### [Records provided]

---*---

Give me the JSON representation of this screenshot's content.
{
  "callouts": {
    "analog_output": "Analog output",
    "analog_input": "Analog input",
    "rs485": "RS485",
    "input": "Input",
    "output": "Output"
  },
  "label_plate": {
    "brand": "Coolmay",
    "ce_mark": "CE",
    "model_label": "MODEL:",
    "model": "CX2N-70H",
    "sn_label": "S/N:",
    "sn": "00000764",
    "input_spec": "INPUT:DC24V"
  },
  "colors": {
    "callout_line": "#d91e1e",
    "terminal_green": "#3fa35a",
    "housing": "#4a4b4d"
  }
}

---*---

### [Task goal]
Search the data for "Analog" and list every line in which it occurs.

### [Final answer]
    "analog_output": "Analog output",
    "analog_input": "Analog input",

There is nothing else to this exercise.